## START PROVIDED DATA
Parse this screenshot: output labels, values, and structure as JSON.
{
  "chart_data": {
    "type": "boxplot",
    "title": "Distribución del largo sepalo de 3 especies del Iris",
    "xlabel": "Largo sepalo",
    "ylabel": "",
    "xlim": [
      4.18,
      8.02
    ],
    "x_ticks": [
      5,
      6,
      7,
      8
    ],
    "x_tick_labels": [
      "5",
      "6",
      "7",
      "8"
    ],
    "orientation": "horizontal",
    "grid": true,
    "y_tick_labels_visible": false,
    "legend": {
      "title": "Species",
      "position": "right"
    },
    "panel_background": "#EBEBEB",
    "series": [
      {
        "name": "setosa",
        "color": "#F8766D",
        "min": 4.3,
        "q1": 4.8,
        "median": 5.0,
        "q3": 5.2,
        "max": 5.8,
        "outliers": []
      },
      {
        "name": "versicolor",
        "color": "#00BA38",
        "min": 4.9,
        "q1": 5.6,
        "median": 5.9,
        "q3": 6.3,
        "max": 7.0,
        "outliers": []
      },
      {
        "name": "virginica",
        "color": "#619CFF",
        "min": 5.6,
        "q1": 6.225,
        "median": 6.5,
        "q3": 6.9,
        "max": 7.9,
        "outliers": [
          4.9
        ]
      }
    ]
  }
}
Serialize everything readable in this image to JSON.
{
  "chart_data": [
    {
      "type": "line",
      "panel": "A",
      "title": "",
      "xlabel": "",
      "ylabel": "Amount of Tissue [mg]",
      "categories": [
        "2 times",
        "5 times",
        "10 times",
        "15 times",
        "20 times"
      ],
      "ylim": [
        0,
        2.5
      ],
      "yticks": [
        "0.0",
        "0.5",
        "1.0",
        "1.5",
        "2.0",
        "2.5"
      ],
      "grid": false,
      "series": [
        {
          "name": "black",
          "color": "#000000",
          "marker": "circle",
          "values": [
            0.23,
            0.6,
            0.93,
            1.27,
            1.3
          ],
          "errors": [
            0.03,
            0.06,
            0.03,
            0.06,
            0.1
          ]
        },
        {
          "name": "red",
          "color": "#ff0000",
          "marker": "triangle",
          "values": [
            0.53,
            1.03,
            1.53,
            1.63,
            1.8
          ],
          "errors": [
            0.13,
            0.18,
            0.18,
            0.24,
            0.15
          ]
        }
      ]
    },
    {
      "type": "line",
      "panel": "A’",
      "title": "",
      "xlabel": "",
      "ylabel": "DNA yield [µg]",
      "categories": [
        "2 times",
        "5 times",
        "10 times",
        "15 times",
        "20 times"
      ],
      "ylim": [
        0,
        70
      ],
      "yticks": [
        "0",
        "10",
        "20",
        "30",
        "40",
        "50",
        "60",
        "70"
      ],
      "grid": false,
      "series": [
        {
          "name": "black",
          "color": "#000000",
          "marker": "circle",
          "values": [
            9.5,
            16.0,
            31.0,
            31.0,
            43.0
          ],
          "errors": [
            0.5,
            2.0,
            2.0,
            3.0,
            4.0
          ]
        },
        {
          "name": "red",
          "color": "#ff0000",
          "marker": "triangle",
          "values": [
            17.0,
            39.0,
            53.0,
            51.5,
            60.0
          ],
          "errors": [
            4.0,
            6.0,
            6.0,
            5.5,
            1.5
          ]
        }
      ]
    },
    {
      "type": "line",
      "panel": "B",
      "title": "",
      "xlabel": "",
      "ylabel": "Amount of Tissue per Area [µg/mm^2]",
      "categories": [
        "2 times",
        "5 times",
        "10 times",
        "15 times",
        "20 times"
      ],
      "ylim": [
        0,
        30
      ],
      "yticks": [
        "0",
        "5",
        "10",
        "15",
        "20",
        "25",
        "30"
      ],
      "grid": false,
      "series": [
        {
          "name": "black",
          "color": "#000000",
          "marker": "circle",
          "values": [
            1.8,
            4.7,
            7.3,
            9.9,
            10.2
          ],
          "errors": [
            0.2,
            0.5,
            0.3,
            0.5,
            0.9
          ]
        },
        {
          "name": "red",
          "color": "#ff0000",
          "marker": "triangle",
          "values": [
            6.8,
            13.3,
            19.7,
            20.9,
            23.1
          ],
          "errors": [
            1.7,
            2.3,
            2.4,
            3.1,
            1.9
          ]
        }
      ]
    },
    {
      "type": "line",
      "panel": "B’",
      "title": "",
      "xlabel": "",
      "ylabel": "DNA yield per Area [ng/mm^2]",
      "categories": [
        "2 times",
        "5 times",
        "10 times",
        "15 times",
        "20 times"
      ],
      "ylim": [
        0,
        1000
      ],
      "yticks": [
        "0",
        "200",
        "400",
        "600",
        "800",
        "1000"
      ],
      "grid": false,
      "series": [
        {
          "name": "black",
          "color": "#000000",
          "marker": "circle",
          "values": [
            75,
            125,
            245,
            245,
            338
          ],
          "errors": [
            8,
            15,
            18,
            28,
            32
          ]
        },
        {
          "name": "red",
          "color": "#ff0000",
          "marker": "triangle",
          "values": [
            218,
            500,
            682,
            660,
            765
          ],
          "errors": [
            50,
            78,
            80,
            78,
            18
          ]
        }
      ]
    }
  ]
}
## END PROVIDED DATA
WHAT IS REQUIRED
Every record should be repeated exactly; please leave none out.

RESPONSE
Parse this screenshot: output labels, values, and structure as JSON.
{
  "chart_data": {
    "type": "boxplot",
    "title": "Distribución del largo sepalo de 3 especies del Iris",
    "xlabel": "Largo sepalo",
    "ylabel": "",
    "xlim": [
      4.18,
      8.02
    ],
    "x_ticks": [
      5,
      6,
      7,
      8
    ],
    "x_tick_labels": [
      "5",
      "6",
      "7",
      "8"
    ],
    "orientation": "horizontal",
    "grid": true,
    "y_tick_labels_visible": false,
    "legend": {
      "title": "Species",
      "position": "right"
    },
    "panel_background": "#EBEBEB",
    "series": [
      {
        "name": "setosa",
        "color": "#F8766D",
        "min": 4.3,
        "q1": 4.8,
        "median": 5.0,
        "q3": 5.2,
        "max": 5.8,
        "outliers": []
      },
      {
        "name": "versicolor",
        "color": "#00BA38",
        "min": 4.9,
        "q1": 5.6,
        "median": 5.9,
        "q3": 6.3,
        "max": 7.0,
        "outliers": []
      },
      {
        "name": "virginica",
        "color": "#619CFF",
        "min": 5.6,
        "q1": 6.225,
        "median": 6.5,
        "q3": 6.9,
        "max": 7.9,
        "outliers": [
          4.9
        ]
      }
    ]
  }
}
Serialize everything readable in this image to JSON.
{
  "chart_data": [
    {
      "type": "line",
      "panel": "A",
      "title": "",
      "xlabel": "",
      "ylabel": "Amount of Tissue [mg]",
      "categories": [
        "2 times",
        "5 times",
        "10 times",
        "15 times",
        "20 times"
      ],
      "ylim": [
        0,
        2.5
      ],
      "yticks": [
        "0.0",
        "0.5",
        "1.0",
        "1.5",
        "2.0",
        "2.5"
      ],
      "grid": false,
      "series": [
        {
          "name": "black",
          "color": "#000000",
          "marker": "circle",
          "values": [
            0.23,
            0.6,
            0.93,
            1.27,
            1.3
          ],
          "errors": [
            0.03,
            0.06,
            0.03,
            0.06,
            0.1
          ]
        },
        {
          "name": "red",
          "color": "#ff0000",
          "marker": "triangle",
          "values": [
            0.53,
            1.03,
            1.53,
            1.63,
            1.8
          ],
          "errors": [
            0.13,
            0.18,
            0.18,
            0.24,
            0.15
          ]
        }
      ]
    },
    {
      "type": "line",
      "panel": "A’",
      "title": "",
      "xlabel": "",
      "ylabel": "DNA yield [µg]",
      "categories": [
        "2 times",
        "5 times",
        "10 times",
        "15 times",
        "20 times"
      ],
      "ylim": [
        0,
        70
      ],
      "yticks": [
        "0",
        "10",
        "20",
        "30",
        "40",
        "50",
        "60",
        "70"
      ],
      "grid": false,
      "series": [
        {
          "name": "black",
          "color": "#000000",
          "marker": "circle",
          "values": [
            9.5,
            16.0,
            31.0,
            31.0,
            43.0
          ],
          "errors": [
            0.5,
            2.0,
            2.0,
            3.0,
            4.0
          ]
        },
        {
          "name": "red",
          "color": "#ff0000",
          "marker": "triangle",
          "values": [
            17.0,
            39.0,
            53.0,
            51.5,
            60.0
          ],
          "errors": [
            4.0,
            6.0,
            6.0,
            5.5,
            1.5
          ]
        }
      ]
    },
    {
      "type": "line",
      "panel": "B",
      "title": "",
      "xlabel": "",
      "ylabel": "Amount of Tissue per Area [µg/mm^2]",
      "categories": [
        "2 times",
        "5 times",
        "10 times",
        "15 times",
        "20 times"
      ],
      "ylim": [
        0,
        30
      ],
      "yticks": [
        "0",
        "5",
        "10",
        "15",
        "20",
        "25",
        "30"
      ],
      "grid": false,
      "series": [
        {
          "name": "black",
          "color": "#000000",
          "marker": "circle",
          "values": [
            1.8,
            4.7,
            7.3,
            9.9,
            10.2
          ],
          "errors": [
            0.2,
            0.5,
            0.3,
            0.5,
            0.9
          ]
        },
        {
          "name": "red",
          "color": "#ff0000",
          "marker": "triangle",
          "values": [
            6.8,
            13.3,
            19.7,
            20.9,
            23.1
          ],
          "errors": [
            1.7,
            2.3,
            2.4,
            3.1,
            1.9
          ]
        }
      ]
    },
    {
      "type": "line",
      "panel": "B’",
      "title": "",
      "xlabel": "",
      "ylabel": "DNA yield per Area [ng/mm^2]",
      "categories": [
        "2 times",
        "5 times",
        "10 times",
        "15 times",
        "20 times"
      ],
      "ylim": [
        0,
        1000
      ],
      "yticks": [
        "0",
        "200",
        "400",
        "600",
        "800",
        "1000"
      ],
      "grid": false,
      "series": [
        {
          "name": "black",
          "color": "#000000",
          "marker": "circle",
          "values": [
            75,
            125,
            245,
            245,
            338
          ],
          "errors": [
            8,
            15,
            18,
            28,
            32
          ]
        },
        {
          "name": "red",
          "color": "#ff0000",
          "marker": "triangle",
          "values": [
            218,
            500,
            682,
            660,
            765
          ],
          "errors": [
            50,
            78,
            80,
            78,
            18
          ]
        }
      ]
    }
  ]
}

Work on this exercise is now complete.